--- start of Excerpted data ---

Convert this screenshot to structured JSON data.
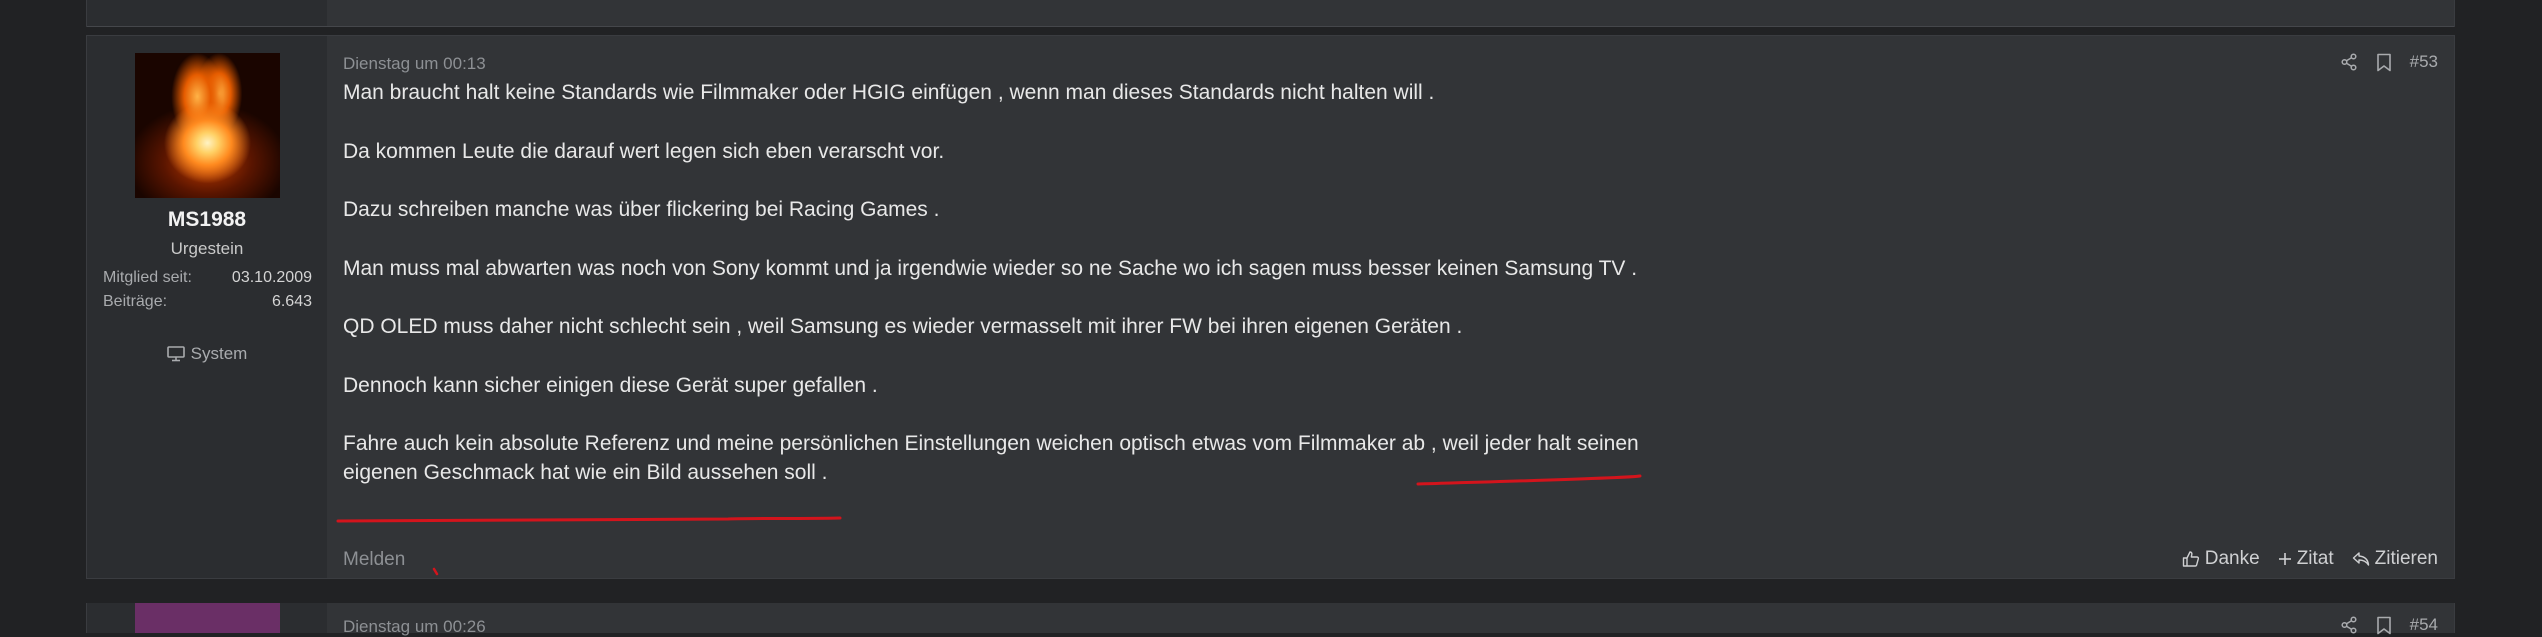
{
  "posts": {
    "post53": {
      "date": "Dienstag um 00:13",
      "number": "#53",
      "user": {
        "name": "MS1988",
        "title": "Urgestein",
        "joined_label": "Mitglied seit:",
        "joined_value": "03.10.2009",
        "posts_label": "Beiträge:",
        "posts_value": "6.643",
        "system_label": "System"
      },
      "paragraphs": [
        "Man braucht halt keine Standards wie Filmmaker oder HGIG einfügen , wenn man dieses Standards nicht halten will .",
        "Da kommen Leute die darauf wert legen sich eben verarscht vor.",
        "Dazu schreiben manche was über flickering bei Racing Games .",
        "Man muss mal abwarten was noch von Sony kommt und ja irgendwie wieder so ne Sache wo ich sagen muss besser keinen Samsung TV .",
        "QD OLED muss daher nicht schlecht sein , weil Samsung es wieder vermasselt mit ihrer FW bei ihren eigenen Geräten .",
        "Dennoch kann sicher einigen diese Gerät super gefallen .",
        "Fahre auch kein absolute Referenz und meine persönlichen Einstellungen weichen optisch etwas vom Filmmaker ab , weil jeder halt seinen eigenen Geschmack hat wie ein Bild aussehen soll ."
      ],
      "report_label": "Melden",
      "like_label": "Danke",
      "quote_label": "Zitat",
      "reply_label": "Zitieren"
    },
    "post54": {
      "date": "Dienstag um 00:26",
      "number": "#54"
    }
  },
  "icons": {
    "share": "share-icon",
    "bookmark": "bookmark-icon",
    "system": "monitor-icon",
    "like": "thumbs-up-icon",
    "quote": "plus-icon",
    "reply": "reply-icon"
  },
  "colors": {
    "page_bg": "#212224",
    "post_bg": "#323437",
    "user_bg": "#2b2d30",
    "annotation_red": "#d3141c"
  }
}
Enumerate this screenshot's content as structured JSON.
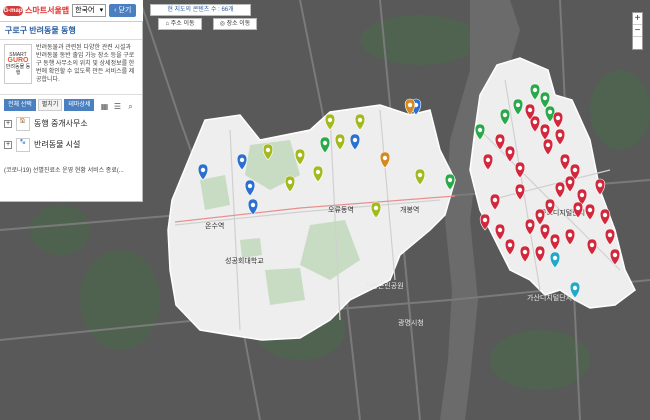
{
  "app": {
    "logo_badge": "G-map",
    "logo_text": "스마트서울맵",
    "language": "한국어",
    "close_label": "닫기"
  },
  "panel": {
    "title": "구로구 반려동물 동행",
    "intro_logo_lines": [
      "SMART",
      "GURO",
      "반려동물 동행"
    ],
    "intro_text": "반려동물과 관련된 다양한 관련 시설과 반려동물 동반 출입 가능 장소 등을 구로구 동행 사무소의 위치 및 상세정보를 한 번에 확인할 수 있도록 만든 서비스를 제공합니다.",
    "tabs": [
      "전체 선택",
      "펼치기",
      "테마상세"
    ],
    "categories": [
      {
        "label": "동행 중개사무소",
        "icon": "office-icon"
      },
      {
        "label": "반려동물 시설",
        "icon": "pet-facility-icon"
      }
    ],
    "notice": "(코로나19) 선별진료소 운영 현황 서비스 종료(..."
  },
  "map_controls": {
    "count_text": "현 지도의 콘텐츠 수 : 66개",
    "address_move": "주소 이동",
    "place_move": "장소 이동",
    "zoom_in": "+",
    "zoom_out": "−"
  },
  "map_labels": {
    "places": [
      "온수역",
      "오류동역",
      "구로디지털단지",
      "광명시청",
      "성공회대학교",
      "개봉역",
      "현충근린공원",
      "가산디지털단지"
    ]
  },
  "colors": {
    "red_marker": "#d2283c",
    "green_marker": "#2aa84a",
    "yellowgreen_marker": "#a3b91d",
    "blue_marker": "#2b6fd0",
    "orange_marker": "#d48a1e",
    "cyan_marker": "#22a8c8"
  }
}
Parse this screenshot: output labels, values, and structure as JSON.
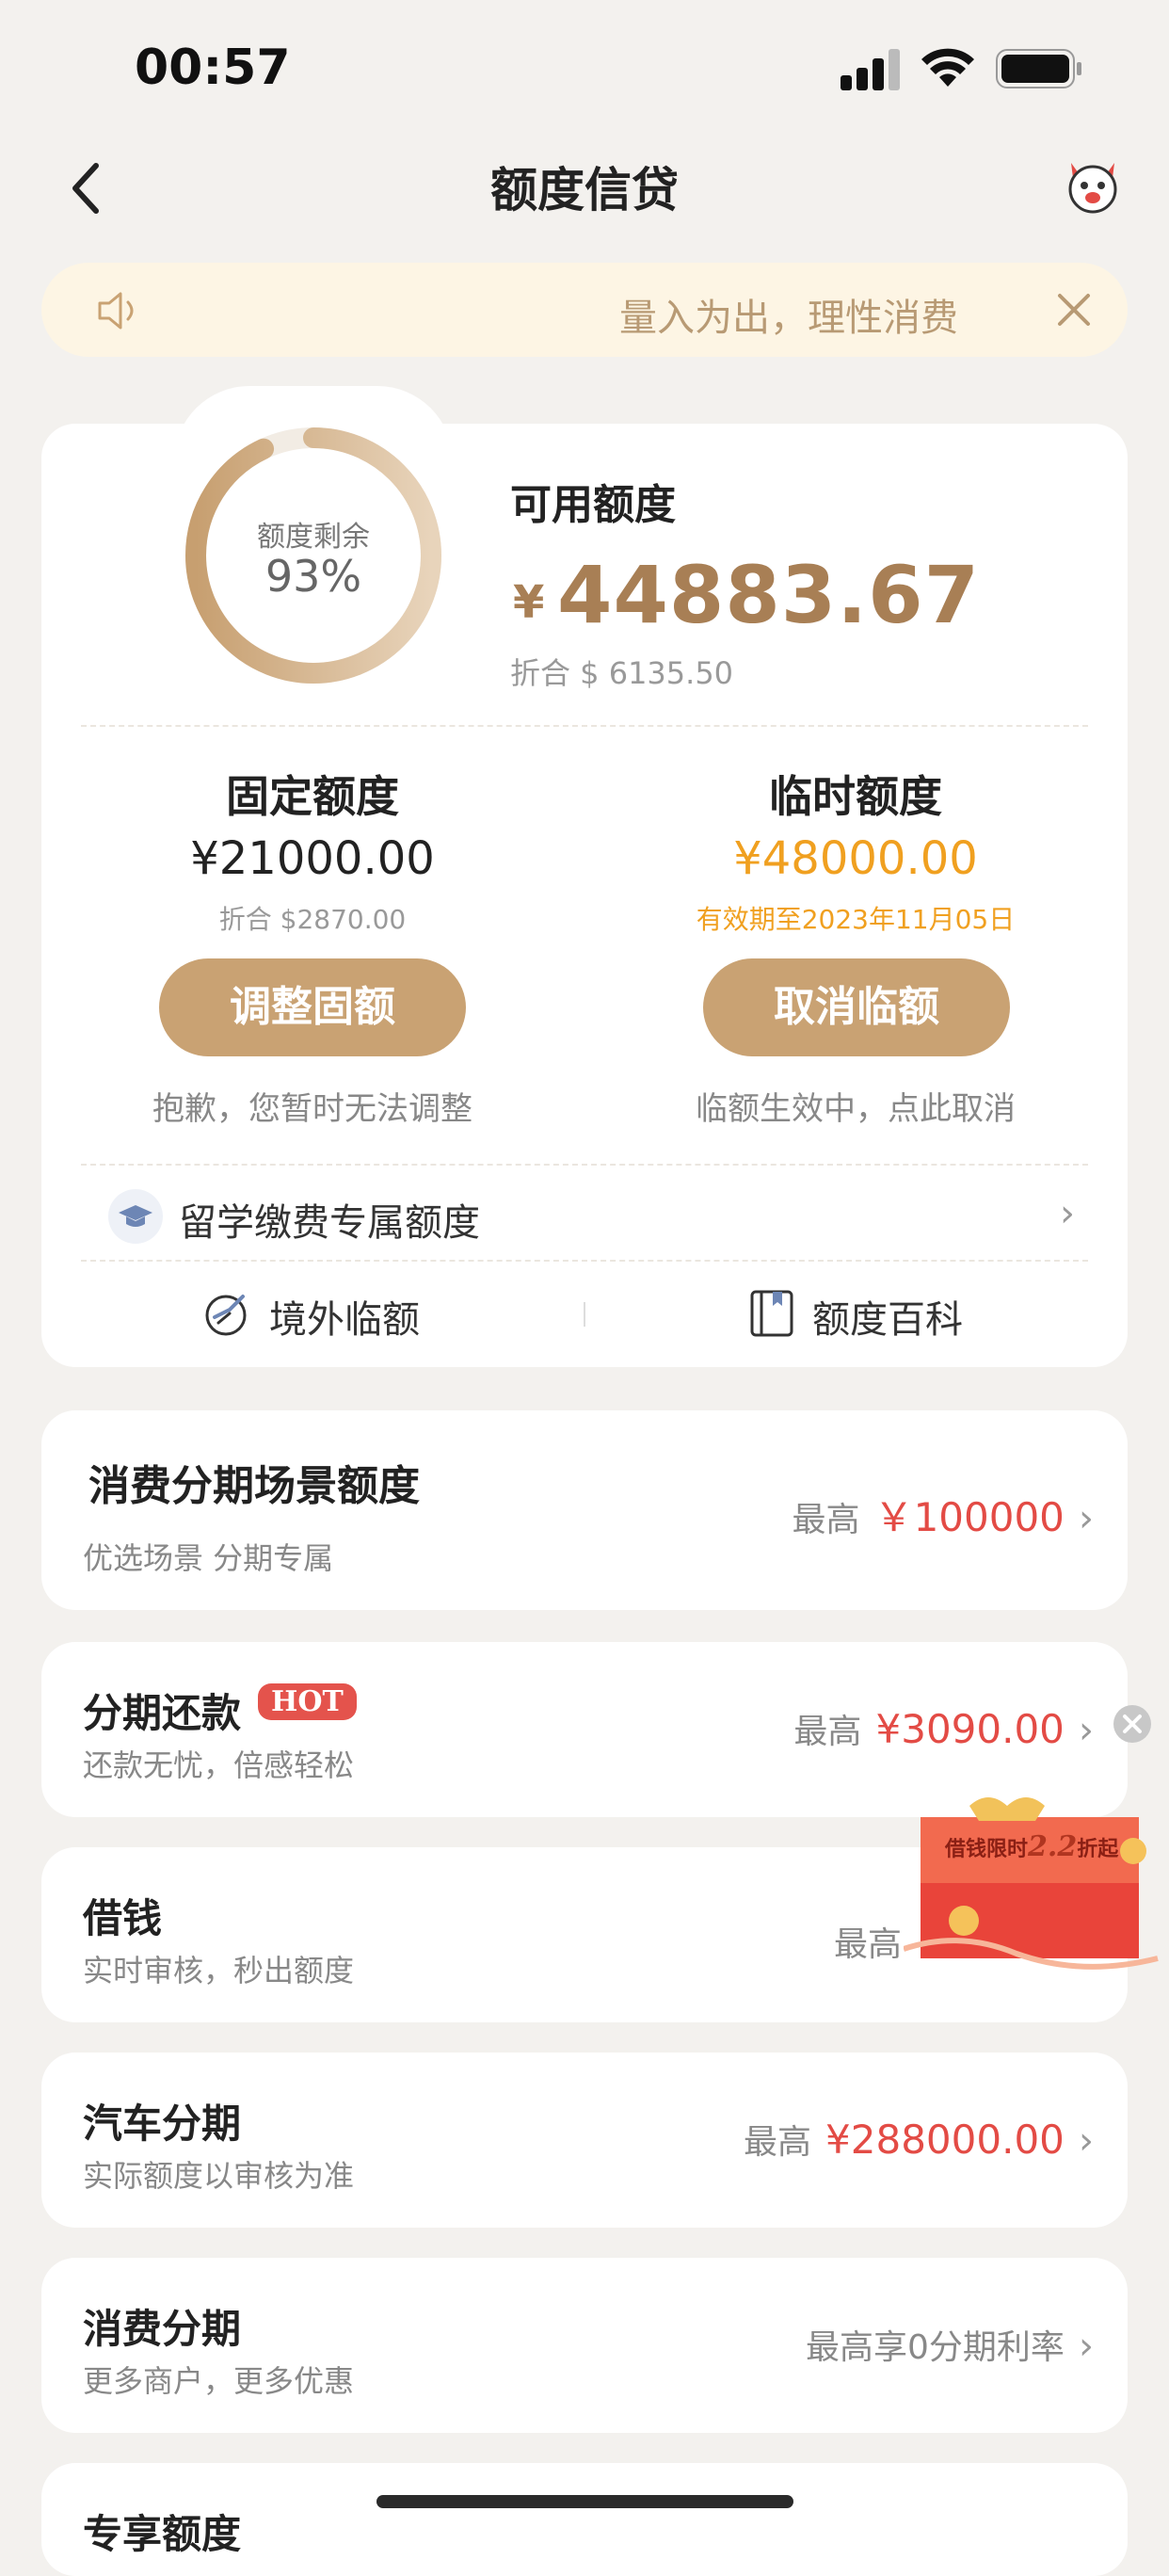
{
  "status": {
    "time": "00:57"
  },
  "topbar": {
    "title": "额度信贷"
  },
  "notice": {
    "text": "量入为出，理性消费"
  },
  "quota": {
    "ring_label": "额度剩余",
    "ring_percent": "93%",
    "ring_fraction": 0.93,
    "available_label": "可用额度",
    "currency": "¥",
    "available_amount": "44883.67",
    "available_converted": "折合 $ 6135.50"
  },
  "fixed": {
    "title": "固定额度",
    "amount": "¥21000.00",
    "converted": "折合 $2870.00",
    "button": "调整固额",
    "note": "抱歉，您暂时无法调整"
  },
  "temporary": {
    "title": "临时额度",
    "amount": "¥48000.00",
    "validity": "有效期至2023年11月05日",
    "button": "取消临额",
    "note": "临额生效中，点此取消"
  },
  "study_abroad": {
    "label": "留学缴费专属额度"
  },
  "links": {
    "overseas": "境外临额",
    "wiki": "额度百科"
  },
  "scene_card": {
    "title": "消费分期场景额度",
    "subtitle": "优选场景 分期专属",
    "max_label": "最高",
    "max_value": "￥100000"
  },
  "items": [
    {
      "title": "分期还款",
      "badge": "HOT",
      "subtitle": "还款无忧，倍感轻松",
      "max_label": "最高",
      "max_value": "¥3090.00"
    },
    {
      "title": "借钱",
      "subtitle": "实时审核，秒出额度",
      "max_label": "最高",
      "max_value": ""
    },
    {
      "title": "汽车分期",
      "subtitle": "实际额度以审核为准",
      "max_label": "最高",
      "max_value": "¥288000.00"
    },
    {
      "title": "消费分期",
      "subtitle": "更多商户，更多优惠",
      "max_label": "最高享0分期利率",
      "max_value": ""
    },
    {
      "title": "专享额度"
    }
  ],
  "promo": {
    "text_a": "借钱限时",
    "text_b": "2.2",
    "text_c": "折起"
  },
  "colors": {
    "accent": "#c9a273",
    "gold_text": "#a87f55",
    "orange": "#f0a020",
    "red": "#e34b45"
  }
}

--- end of Excerpted data ---

| Problem |
Take every line containing the word "notice" and copy it.

| Response to this task |
    "notice": "(코로나19) 선별진료소 운영 현황 서비스 종료(..."
  "notice": {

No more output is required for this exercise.